(EXTRACT TO READ)
## begin

# Longest Distinct Subarray

Given an array of elements, return the length of the longest subarray where all its elements are distinct.

For example, given the array [5, 1, 3, 5, 2, 3, 4, 1], return 5 as the longest subarray of distinct elements is [5, 2, 3, 4, 1].


In [1]:
# naive solution

def is_distinct(arr): 
    d = {} 
    for e in arr: 
        if e in d: 
            return False
        d[e]= True
        
    return True

def distinct_subarray(arr): 
    max_distinct_subarray = [] 
    for i in range(len(arr)): 
        for j in range(i + 1, len(arr) + 1): 
            subarray = arr[i:j] 
            if is_distinct(subarray) and len(subarray) > len(max_distinct_subarray): 
                max_distinct_subarray = subarray
    return len(max_distinct_subarray) 

## $O(n^3)$ time and $O(n)$ space... 

- We need to get O(n^2) subarrays
- Iterate over each subarray which can be up to O(n) in length

## Obviously this is bad... how can we be faster? 

We can keep track of the indices of the last occuring elements and the longest running distinct subarray. **This is an important principle of keeping track of two different figures while moving through an array or piece of data.** 

When we look at the element at the next index, there are two cases for the longest distinct subarray. First case: element doesn't exist in the dictionary, then the new longest subarray is the same as the previous one with the current element appended... Second case is that if it does exist in the dictionary, then the longest distinct subarray starts from d[i] + 1 to the current index.

## end

(EXERCISES)
(a) Answer these questions using the page on the longest distinct subarray:
(i) In the example, what length is returned for the array [5, 1, 3, 5, 2, 3, 4, 1]?
(ii) What time and space complexity does the page give for the naive solution?
(iii) In the second case, when the element already exists in the dictionary, where does the longest distinct subarray start and end?
(b) Reproduce the part of the page on the longest distinct subarray starting with "## $O(n^3)$ time" and going on through "we be faster?".

(DATA LINES)

## begin

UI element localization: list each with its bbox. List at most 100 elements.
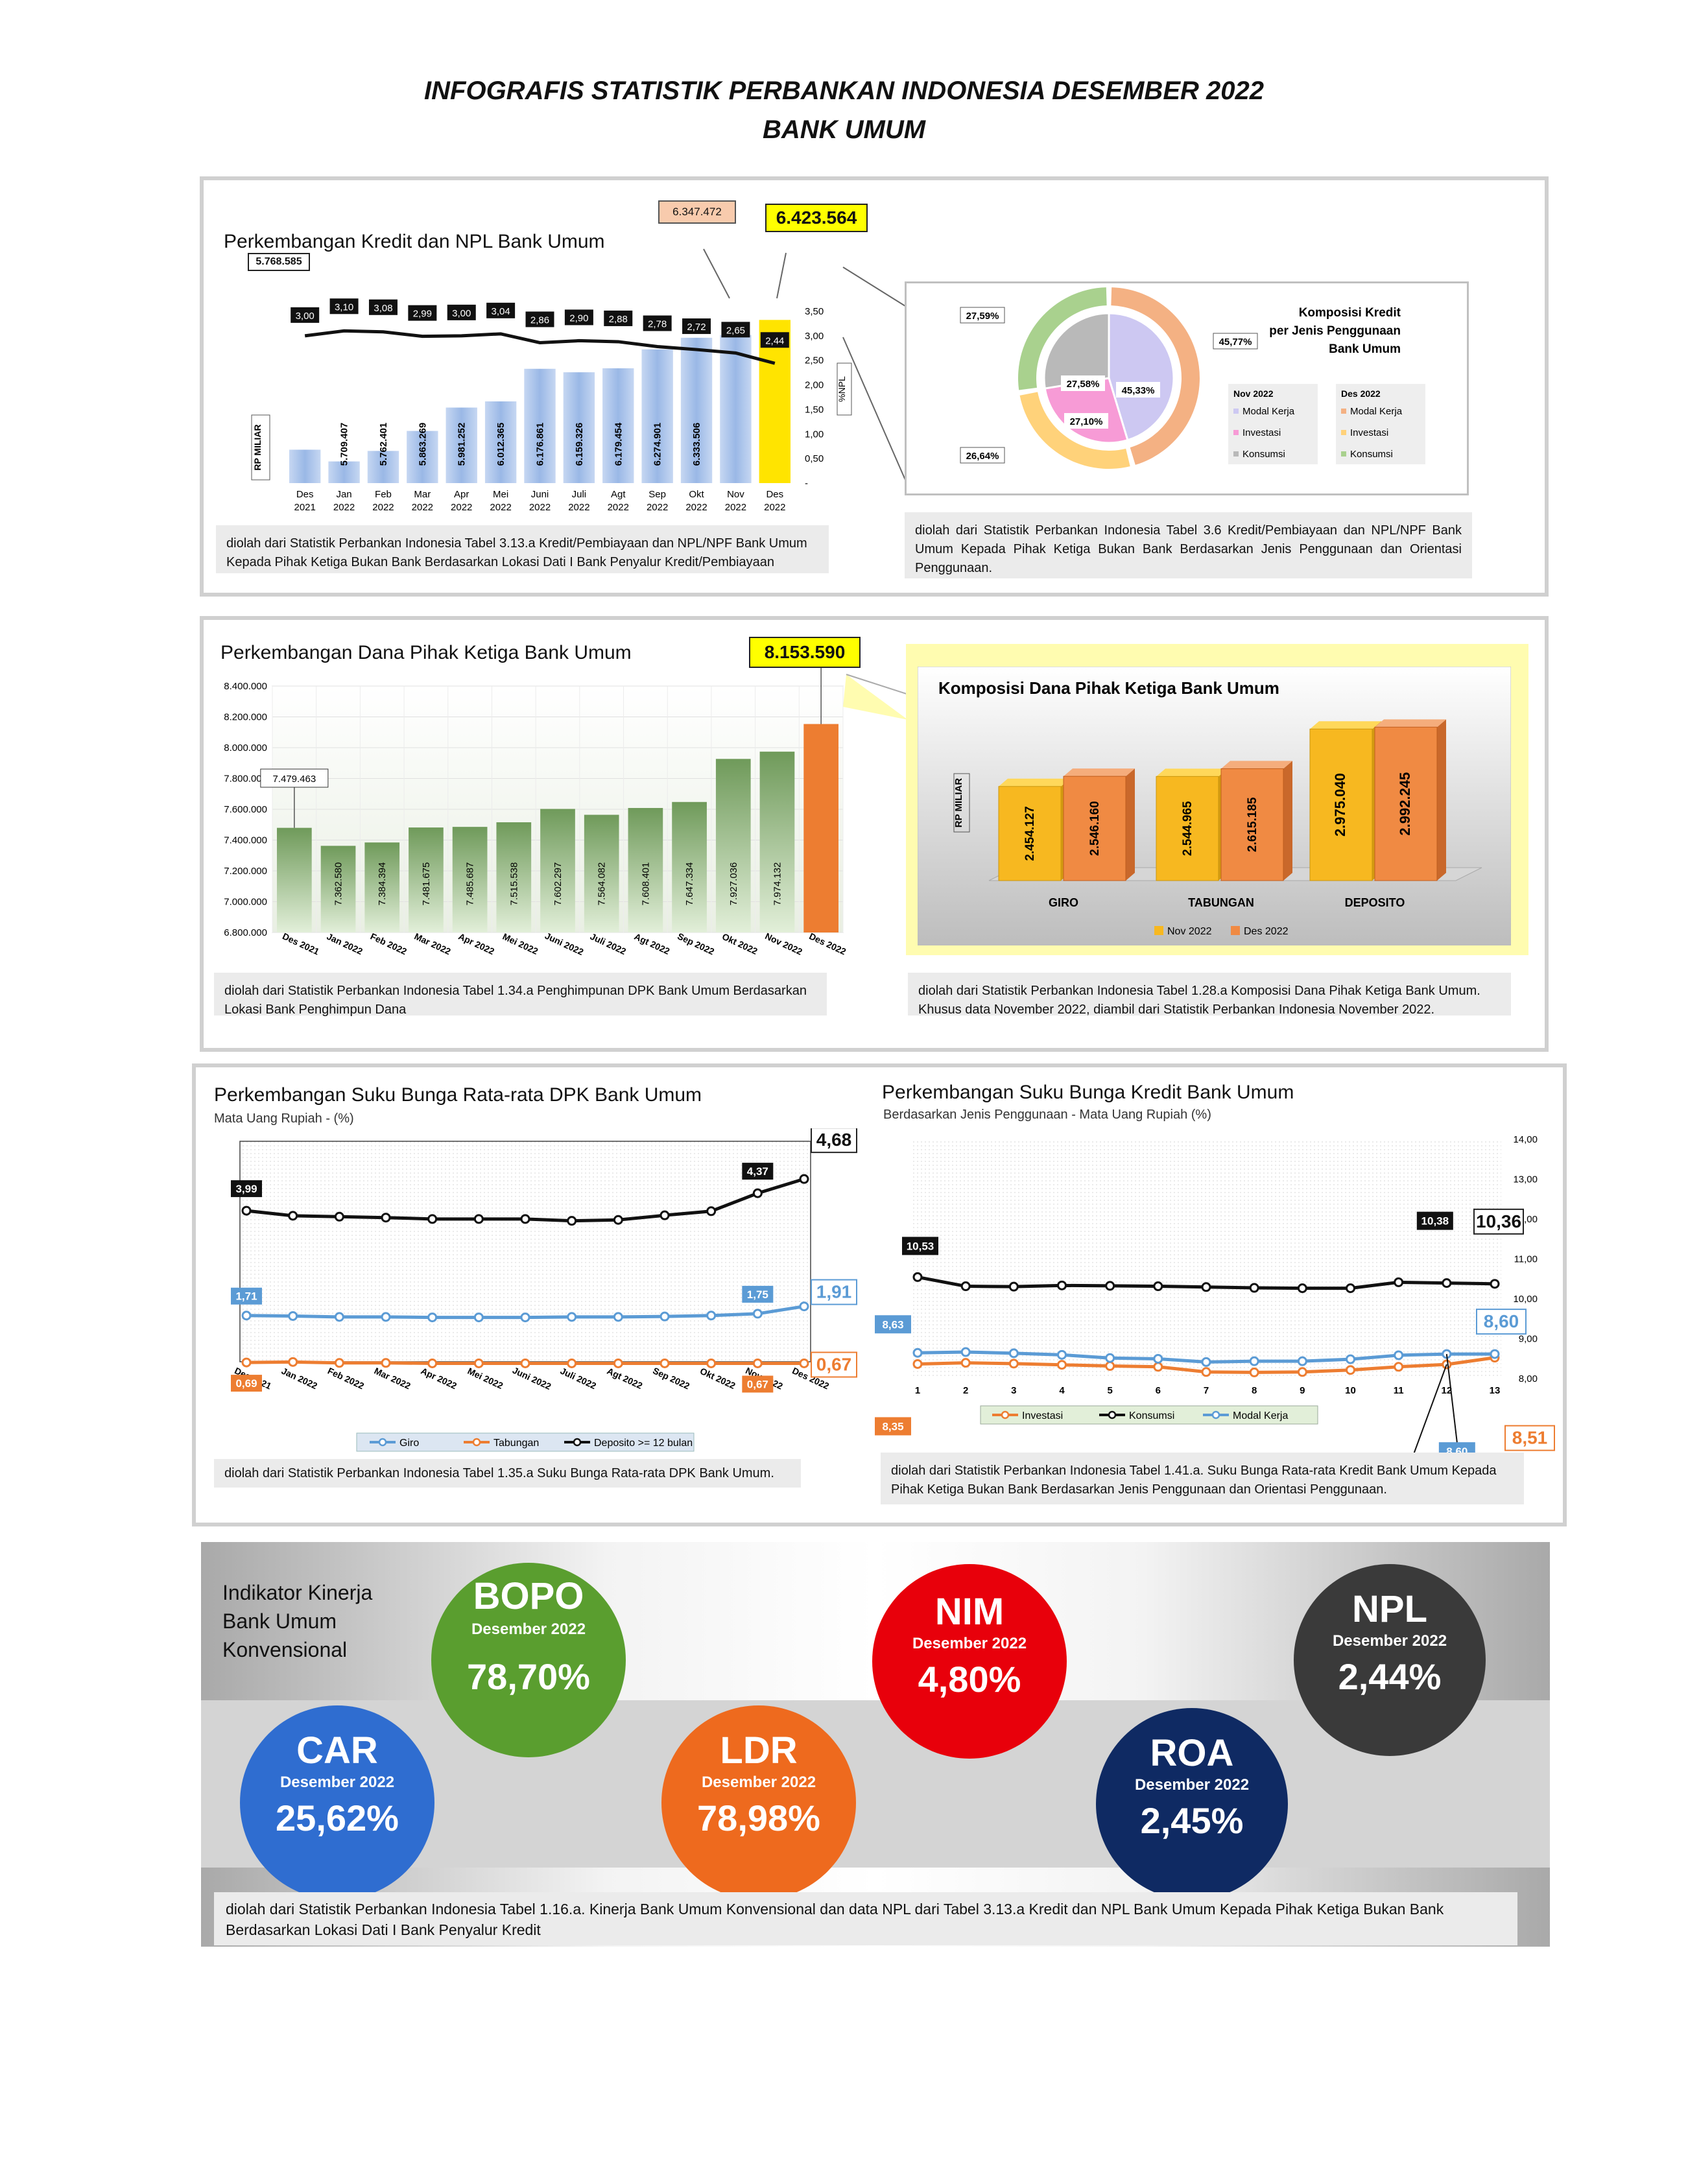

## end

(SOLUTIONS BY TASK)
(a)
(i) 5
(ii) O(n^3) time and O(n) space
(iii) It starts from d[i] + 1 and goes to the current index.

(b)
## $O(n^3)$ time and $O(n)$ space... 

- We need to get O(n^2) subarrays
- Iterate over each subarray which can be up to O(n) in length

## Obviously this is bad... how can we be faster?